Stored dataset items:
_____

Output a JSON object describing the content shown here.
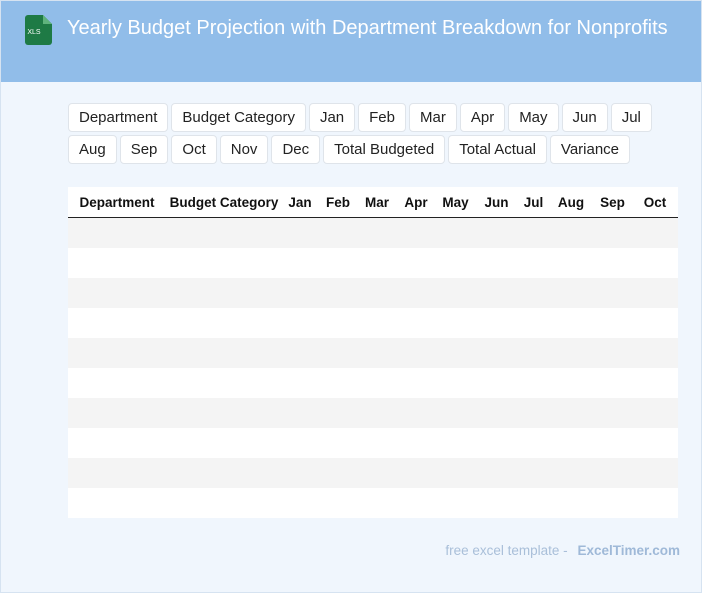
{
  "header": {
    "title": "Yearly Budget Projection with Department Breakdown for Nonprofits",
    "icon_label": "XLS",
    "background_color": "#91bde9",
    "icon_color": "#1e7a45"
  },
  "column_chips": [
    "Department",
    "Budget Category",
    "Jan",
    "Feb",
    "Mar",
    "Apr",
    "May",
    "Jun",
    "Jul",
    "Aug",
    "Sep",
    "Oct",
    "Nov",
    "Dec",
    "Total Budgeted",
    "Total Actual",
    "Variance"
  ],
  "table": {
    "headers": [
      "Department",
      "Budget Category",
      "Jan",
      "Feb",
      "Mar",
      "Apr",
      "May",
      "Jun",
      "Jul",
      "Aug",
      "Sep",
      "Oct"
    ],
    "rows": [
      [
        "",
        "",
        "",
        "",
        "",
        "",
        "",
        "",
        "",
        "",
        "",
        ""
      ],
      [
        "",
        "",
        "",
        "",
        "",
        "",
        "",
        "",
        "",
        "",
        "",
        ""
      ],
      [
        "",
        "",
        "",
        "",
        "",
        "",
        "",
        "",
        "",
        "",
        "",
        ""
      ],
      [
        "",
        "",
        "",
        "",
        "",
        "",
        "",
        "",
        "",
        "",
        "",
        ""
      ],
      [
        "",
        "",
        "",
        "",
        "",
        "",
        "",
        "",
        "",
        "",
        "",
        ""
      ],
      [
        "",
        "",
        "",
        "",
        "",
        "",
        "",
        "",
        "",
        "",
        "",
        ""
      ],
      [
        "",
        "",
        "",
        "",
        "",
        "",
        "",
        "",
        "",
        "",
        "",
        ""
      ],
      [
        "",
        "",
        "",
        "",
        "",
        "",
        "",
        "",
        "",
        "",
        "",
        ""
      ],
      [
        "",
        "",
        "",
        "",
        "",
        "",
        "",
        "",
        "",
        "",
        "",
        ""
      ],
      [
        "",
        "",
        "",
        "",
        "",
        "",
        "",
        "",
        "",
        "",
        "",
        ""
      ]
    ]
  },
  "footer": {
    "prefix": "free excel template -",
    "brand": "ExcelTimer.com"
  }
}
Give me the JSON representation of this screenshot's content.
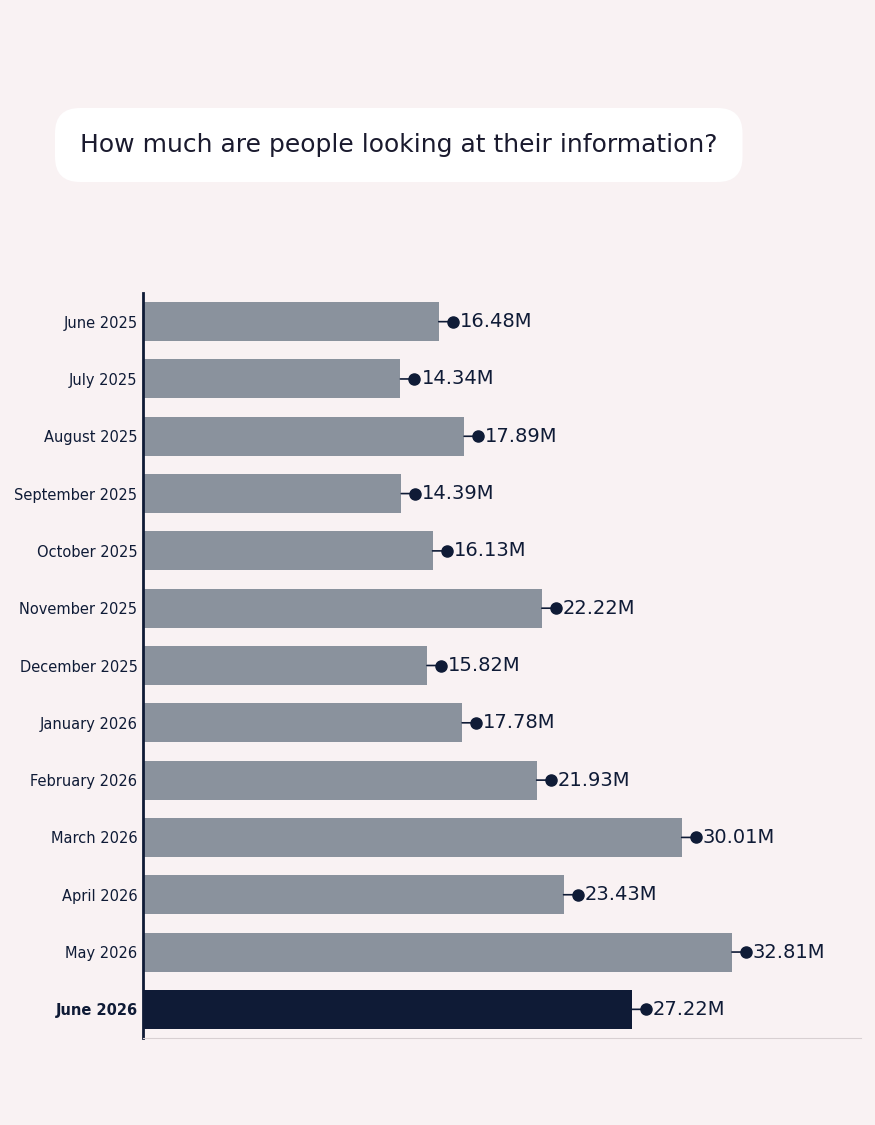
{
  "chart_data": {
    "type": "bar",
    "orientation": "horizontal",
    "title": "How much are people looking at their information?",
    "categories": [
      "June 2025",
      "July 2025",
      "August 2025",
      "September 2025",
      "October 2025",
      "November 2025",
      "December 2025",
      "January 2026",
      "February 2026",
      "March 2026",
      "April 2026",
      "May 2026",
      "June 2026"
    ],
    "values": [
      16.48,
      14.34,
      17.89,
      14.39,
      16.13,
      22.22,
      15.82,
      17.78,
      21.93,
      30.01,
      23.43,
      32.81,
      27.22
    ],
    "value_labels": [
      "16.48M",
      "14.34M",
      "17.89M",
      "14.39M",
      "16.13M",
      "22.22M",
      "15.82M",
      "17.78M",
      "21.93M",
      "30.01M",
      "23.43M",
      "32.81M",
      "27.22M"
    ],
    "colors": [
      "#8a929d",
      "#8a929d",
      "#8a929d",
      "#8a929d",
      "#8a929d",
      "#8a929d",
      "#8a929d",
      "#8a929d",
      "#8a929d",
      "#8a929d",
      "#8a929d",
      "#8a929d",
      "#0f1b36"
    ],
    "xlim": [
      0,
      40
    ],
    "xticks": [],
    "data_labels": true,
    "marker": "o",
    "tick_labels": "y",
    "grid": false
  }
}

_____

**Exercise task**
Starting at the line that contains "Give me the", restate each line verbatim through the final line of the listing, skipping all pictures.

**Written answer**
Give me the JSON representation of this screenshot's content.
{
  "chart_data": {
    "type": "bar",
    "orientation": "horizontal",
    "title": "How much are people looking at their information?",
    "categories": [
      "June 2025",
      "July 2025",
      "August 2025",
      "September 2025",
      "October 2025",
      "November 2025",
      "December 2025",
      "January 2026",
      "February 2026",
      "March 2026",
      "April 2026",
      "May 2026",
      "June 2026"
    ],
    "values": [
      16.48,
      14.34,
      17.89,
      14.39,
      16.13,
      22.22,
      15.82,
      17.78,
      21.93,
      30.01,
      23.43,
      32.81,
      27.22
    ],
    "value_labels": [
      "16.48M",
      "14.34M",
      "17.89M",
      "14.39M",
      "16.13M",
      "22.22M",
      "15.82M",
      "17.78M",
      "21.93M",
      "30.01M",
      "23.43M",
      "32.81M",
      "27.22M"
    ],
    "colors": [
      "#8a929d",
      "#8a929d",
      "#8a929d",
      "#8a929d",
      "#8a929d",
      "#8a929d",
      "#8a929d",
      "#8a929d",
      "#8a929d",
      "#8a929d",
      "#8a929d",
      "#8a929d",
      "#0f1b36"
    ],
    "xlim": [
      0,
      40
    ],
    "xticks": [],
    "data_labels": true,
    "marker": "o",
    "tick_labels": "y",
    "grid": false
  }
}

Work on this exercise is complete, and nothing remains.